What is needed:
Reproduce the records from the beginning up to and including the line containing "x-tick-label: 2022: [246, 212, 270, 224]", changing "x-tick-label" to "x-axis-label" and leaving everything else the same.

---- Data extract

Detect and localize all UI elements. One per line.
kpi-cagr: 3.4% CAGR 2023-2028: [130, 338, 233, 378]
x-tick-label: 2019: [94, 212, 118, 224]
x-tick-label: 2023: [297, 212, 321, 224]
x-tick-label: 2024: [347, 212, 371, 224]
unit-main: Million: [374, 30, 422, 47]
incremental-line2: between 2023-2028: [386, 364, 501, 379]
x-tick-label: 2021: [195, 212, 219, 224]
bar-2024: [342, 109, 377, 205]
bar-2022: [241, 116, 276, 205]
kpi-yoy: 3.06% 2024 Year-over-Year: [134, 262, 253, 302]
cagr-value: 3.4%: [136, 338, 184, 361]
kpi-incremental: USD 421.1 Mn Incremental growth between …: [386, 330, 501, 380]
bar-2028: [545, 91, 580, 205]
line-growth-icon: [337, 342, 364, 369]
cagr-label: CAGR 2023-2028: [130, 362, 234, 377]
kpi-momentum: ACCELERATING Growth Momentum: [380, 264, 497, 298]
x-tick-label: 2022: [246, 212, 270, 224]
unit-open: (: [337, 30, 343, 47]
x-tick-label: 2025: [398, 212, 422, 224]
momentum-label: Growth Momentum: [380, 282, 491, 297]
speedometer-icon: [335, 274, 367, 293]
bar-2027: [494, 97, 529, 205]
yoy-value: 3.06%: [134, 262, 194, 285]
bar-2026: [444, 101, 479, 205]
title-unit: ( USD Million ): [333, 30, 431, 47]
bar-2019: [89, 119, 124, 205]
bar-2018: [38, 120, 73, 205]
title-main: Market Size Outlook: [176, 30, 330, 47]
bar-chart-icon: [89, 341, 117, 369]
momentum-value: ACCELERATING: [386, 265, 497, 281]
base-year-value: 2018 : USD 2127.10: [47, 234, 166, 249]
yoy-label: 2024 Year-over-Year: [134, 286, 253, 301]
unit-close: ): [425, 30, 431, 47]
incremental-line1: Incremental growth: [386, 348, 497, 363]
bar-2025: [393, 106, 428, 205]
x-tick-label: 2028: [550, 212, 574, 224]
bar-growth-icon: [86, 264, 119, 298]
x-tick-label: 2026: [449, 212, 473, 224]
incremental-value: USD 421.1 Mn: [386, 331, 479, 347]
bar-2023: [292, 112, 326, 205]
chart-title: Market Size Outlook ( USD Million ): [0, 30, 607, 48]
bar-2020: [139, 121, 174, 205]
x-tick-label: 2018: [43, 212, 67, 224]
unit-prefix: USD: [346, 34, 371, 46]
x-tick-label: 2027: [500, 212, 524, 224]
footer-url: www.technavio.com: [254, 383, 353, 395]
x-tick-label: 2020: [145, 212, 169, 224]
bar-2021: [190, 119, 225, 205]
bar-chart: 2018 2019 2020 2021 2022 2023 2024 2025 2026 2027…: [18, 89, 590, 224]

--------

Completed exercise:
Detect and localize all UI elements. One per line.
kpi-cagr: 3.4% CAGR 2023-2028: [130, 338, 233, 378]
x-axis-label: 2019: [94, 212, 118, 224]
x-axis-label: 2023: [297, 212, 321, 224]
x-axis-label: 2024: [347, 212, 371, 224]
unit-main: Million: [374, 30, 422, 47]
incremental-line2: between 2023-2028: [386, 364, 501, 379]
x-axis-label: 2021: [195, 212, 219, 224]
bar-2024: [342, 109, 377, 205]
bar-2022: [241, 116, 276, 205]
kpi-yoy: 3.06% 2024 Year-over-Year: [134, 262, 253, 302]
cagr-value: 3.4%: [136, 338, 184, 361]
kpi-incremental: USD 421.1 Mn Incremental growth between …: [386, 330, 501, 380]
bar-2028: [545, 91, 580, 205]
line-growth-icon: [337, 342, 364, 369]
cagr-label: CAGR 2023-2028: [130, 362, 234, 377]
kpi-momentum: ACCELERATING Growth Momentum: [380, 264, 497, 298]
x-axis-label: 2022: [246, 212, 270, 224]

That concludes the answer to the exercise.